* Instructions to follow *
Select from the data all lines with the word "this".

* Information supplied *
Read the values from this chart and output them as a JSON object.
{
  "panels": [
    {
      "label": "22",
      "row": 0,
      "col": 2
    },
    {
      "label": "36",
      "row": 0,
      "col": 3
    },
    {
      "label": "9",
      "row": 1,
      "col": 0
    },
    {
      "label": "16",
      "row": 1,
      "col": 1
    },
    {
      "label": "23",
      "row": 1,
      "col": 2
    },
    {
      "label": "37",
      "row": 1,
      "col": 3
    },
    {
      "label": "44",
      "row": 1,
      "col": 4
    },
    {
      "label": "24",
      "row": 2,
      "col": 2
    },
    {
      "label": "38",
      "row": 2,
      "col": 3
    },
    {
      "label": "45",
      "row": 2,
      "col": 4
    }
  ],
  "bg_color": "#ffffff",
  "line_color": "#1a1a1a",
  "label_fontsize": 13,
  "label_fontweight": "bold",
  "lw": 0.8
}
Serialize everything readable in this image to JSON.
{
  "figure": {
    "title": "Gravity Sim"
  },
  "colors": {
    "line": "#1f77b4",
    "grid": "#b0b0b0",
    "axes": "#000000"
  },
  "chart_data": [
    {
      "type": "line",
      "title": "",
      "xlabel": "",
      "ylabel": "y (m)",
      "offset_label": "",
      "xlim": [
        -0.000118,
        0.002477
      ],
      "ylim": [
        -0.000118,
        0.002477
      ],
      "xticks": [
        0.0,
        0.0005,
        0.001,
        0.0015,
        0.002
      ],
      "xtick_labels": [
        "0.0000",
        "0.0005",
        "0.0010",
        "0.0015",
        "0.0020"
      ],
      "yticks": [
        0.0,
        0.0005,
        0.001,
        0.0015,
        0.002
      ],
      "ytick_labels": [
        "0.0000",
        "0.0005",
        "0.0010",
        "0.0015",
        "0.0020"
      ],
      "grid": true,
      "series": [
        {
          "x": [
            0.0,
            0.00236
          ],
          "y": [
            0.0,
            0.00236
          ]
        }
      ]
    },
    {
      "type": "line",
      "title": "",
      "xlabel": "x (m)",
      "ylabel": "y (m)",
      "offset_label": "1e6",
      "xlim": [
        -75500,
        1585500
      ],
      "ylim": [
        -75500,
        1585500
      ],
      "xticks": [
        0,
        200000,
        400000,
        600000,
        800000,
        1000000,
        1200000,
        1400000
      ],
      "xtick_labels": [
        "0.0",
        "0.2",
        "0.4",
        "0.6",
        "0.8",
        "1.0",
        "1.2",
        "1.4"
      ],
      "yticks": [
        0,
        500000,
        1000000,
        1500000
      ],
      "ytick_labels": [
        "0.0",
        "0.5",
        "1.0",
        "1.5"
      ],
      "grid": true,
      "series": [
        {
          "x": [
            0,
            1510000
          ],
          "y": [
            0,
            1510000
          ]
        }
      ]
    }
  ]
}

* Task solution *
Read the values from this chart and output them as a JSON object.
Serialize everything readable in this image to JSON.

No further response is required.